'''

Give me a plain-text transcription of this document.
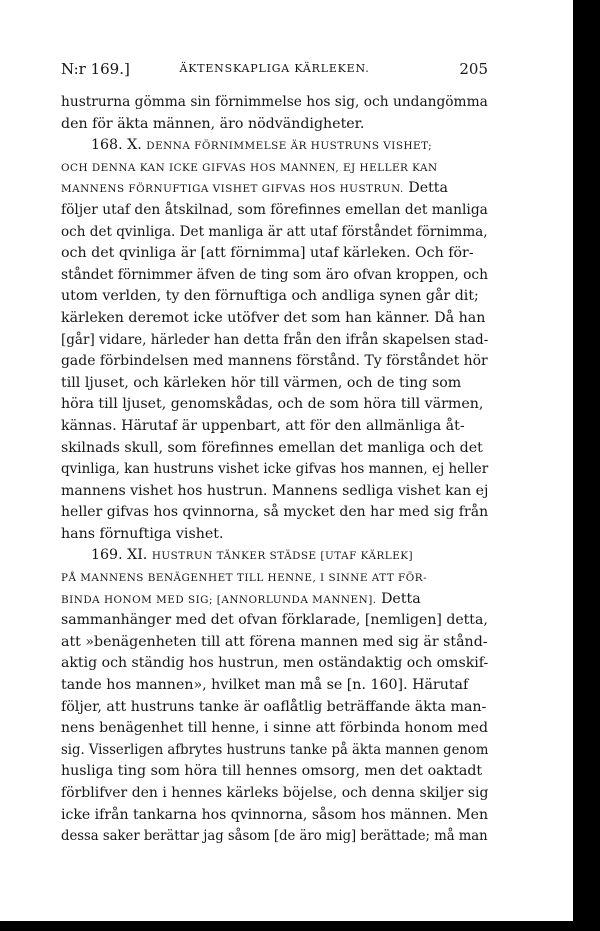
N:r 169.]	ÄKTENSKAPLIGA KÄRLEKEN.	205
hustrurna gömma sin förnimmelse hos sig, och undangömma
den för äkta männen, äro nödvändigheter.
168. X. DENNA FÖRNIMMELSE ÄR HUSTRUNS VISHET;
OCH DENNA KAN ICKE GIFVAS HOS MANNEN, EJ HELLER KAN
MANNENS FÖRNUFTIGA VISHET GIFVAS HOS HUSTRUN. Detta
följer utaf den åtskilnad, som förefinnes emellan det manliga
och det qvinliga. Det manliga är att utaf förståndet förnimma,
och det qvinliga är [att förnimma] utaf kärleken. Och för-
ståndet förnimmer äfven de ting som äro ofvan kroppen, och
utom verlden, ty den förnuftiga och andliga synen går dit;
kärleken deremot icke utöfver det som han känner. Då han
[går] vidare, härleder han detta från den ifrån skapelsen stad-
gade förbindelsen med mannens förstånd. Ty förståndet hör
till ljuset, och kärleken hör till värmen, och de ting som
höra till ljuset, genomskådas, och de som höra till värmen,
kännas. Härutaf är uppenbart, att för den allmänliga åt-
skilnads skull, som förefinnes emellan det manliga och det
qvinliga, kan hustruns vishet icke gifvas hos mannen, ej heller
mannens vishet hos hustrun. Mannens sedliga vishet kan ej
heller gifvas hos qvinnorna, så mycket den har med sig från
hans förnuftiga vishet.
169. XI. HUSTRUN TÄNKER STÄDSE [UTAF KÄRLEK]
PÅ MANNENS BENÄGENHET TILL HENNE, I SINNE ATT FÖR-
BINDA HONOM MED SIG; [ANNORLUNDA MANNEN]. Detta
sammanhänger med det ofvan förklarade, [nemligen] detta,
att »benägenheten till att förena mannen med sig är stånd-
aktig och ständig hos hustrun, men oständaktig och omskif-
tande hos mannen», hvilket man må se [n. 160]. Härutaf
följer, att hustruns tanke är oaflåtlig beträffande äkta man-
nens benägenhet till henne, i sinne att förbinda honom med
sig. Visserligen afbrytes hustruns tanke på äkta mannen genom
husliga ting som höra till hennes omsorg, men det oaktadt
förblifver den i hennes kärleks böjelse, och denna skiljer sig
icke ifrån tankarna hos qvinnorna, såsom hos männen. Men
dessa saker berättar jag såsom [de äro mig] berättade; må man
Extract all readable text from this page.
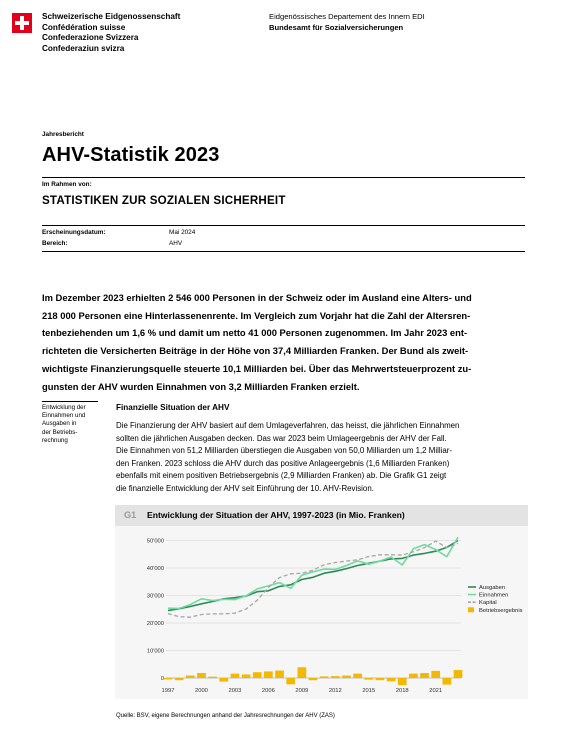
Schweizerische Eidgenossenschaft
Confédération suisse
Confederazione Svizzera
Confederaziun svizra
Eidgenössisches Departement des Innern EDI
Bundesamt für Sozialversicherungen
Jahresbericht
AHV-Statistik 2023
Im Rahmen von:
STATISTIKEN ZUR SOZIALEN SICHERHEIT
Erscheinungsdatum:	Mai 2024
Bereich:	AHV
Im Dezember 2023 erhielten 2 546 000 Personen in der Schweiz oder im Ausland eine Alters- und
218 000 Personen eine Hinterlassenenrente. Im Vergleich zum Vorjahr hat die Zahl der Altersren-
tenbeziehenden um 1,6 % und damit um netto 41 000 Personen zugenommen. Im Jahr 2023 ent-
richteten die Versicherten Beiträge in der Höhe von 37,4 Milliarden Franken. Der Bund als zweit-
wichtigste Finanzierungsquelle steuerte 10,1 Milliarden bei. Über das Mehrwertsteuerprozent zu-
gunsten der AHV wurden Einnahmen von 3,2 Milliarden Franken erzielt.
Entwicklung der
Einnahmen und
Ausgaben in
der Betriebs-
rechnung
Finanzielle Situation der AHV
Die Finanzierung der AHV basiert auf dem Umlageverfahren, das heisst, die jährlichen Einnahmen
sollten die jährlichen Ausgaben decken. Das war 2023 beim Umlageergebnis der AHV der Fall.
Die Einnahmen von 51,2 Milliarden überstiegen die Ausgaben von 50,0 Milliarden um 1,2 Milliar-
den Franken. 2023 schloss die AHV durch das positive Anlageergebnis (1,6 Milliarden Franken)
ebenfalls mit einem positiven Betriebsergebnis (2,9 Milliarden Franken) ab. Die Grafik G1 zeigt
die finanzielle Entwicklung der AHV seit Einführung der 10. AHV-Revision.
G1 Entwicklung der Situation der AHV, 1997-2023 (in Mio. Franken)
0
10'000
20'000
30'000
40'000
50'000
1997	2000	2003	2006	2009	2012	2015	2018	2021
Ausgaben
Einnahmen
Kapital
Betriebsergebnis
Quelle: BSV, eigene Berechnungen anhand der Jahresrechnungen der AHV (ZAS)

'''
'''

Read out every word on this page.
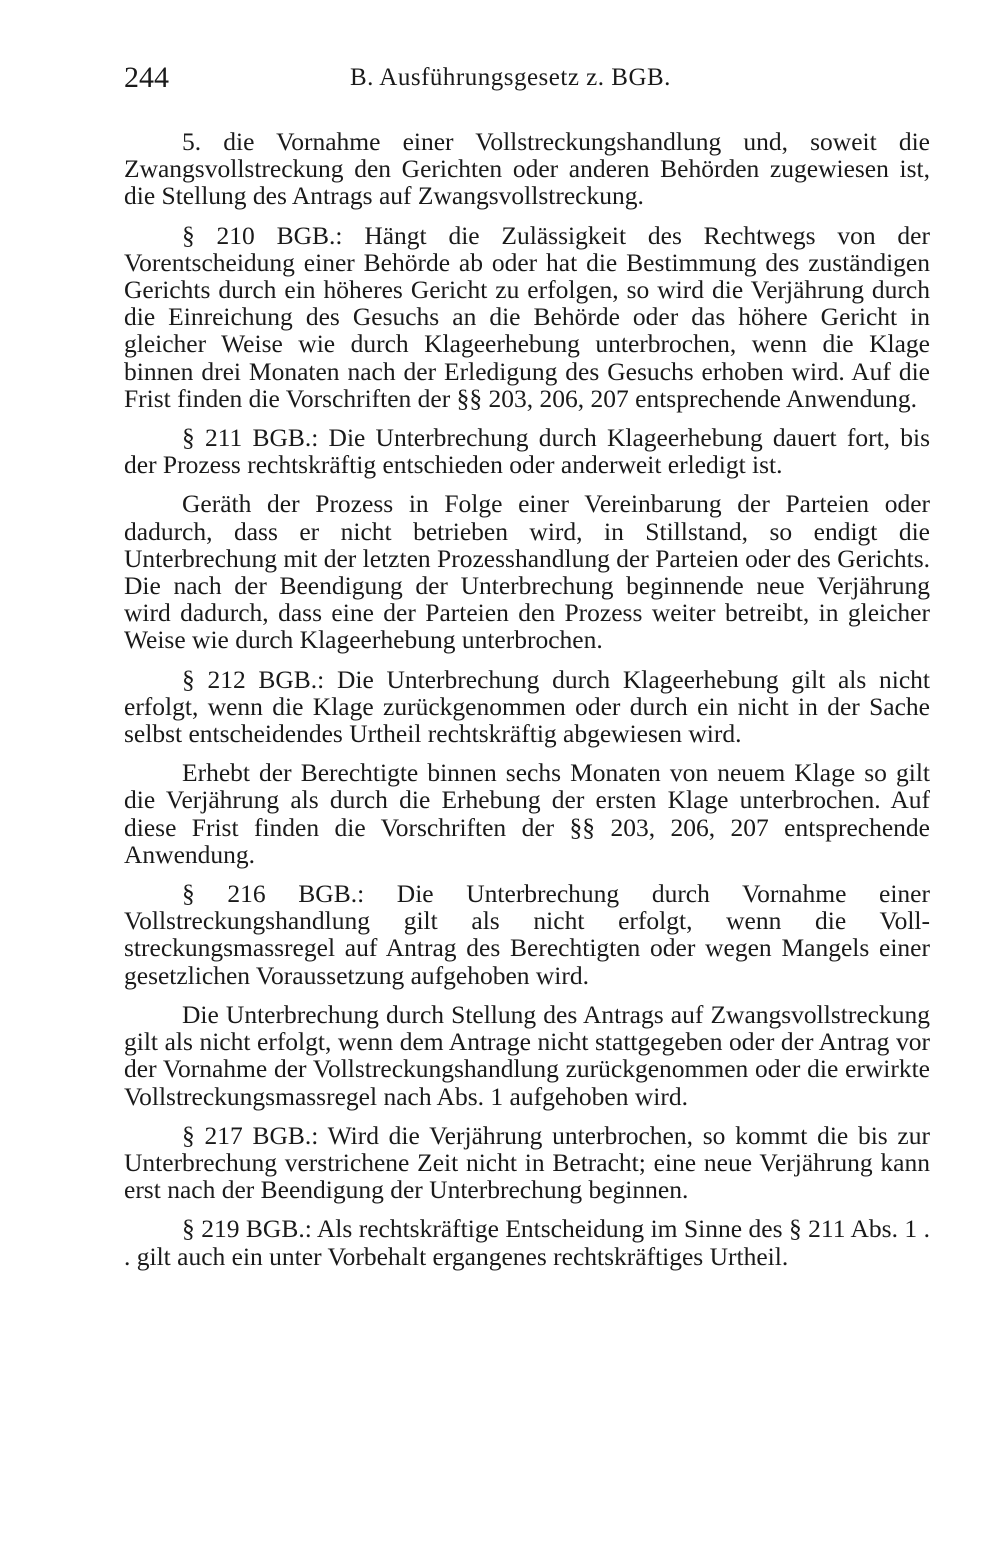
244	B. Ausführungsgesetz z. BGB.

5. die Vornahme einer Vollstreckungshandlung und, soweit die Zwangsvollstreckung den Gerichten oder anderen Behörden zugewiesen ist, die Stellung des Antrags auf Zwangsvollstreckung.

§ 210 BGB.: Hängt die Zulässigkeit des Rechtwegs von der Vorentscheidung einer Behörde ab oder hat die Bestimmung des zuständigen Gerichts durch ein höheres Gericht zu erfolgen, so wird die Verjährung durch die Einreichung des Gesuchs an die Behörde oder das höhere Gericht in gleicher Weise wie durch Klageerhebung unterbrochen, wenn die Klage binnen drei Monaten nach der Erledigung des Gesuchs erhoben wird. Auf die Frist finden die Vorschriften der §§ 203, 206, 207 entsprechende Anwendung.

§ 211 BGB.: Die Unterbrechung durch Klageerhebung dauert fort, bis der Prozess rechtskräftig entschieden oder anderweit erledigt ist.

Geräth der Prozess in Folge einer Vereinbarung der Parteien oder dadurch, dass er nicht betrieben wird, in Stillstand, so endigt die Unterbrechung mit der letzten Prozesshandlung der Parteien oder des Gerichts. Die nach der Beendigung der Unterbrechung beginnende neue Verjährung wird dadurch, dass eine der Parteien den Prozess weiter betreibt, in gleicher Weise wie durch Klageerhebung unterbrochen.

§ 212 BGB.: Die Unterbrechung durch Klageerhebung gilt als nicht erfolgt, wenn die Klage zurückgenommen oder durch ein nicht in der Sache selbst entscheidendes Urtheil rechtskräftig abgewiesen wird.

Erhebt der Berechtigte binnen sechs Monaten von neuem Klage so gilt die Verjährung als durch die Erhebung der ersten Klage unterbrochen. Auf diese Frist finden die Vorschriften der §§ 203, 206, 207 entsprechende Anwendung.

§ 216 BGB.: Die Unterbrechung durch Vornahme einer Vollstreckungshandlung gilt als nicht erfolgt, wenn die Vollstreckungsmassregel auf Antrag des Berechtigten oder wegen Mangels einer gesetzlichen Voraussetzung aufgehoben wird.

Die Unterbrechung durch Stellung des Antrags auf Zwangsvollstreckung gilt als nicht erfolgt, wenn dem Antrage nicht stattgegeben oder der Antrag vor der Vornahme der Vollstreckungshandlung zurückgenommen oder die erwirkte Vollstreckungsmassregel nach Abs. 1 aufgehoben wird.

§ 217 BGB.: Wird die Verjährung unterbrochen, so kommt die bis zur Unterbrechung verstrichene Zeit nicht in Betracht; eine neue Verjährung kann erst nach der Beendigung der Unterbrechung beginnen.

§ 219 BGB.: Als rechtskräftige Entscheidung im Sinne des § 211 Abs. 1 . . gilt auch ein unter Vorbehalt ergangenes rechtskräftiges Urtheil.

'''

**What the exercise asks:** Only the number is wanted: how many lines in the entries above contain the word "ofvan"?

**Response to the exercise:** 2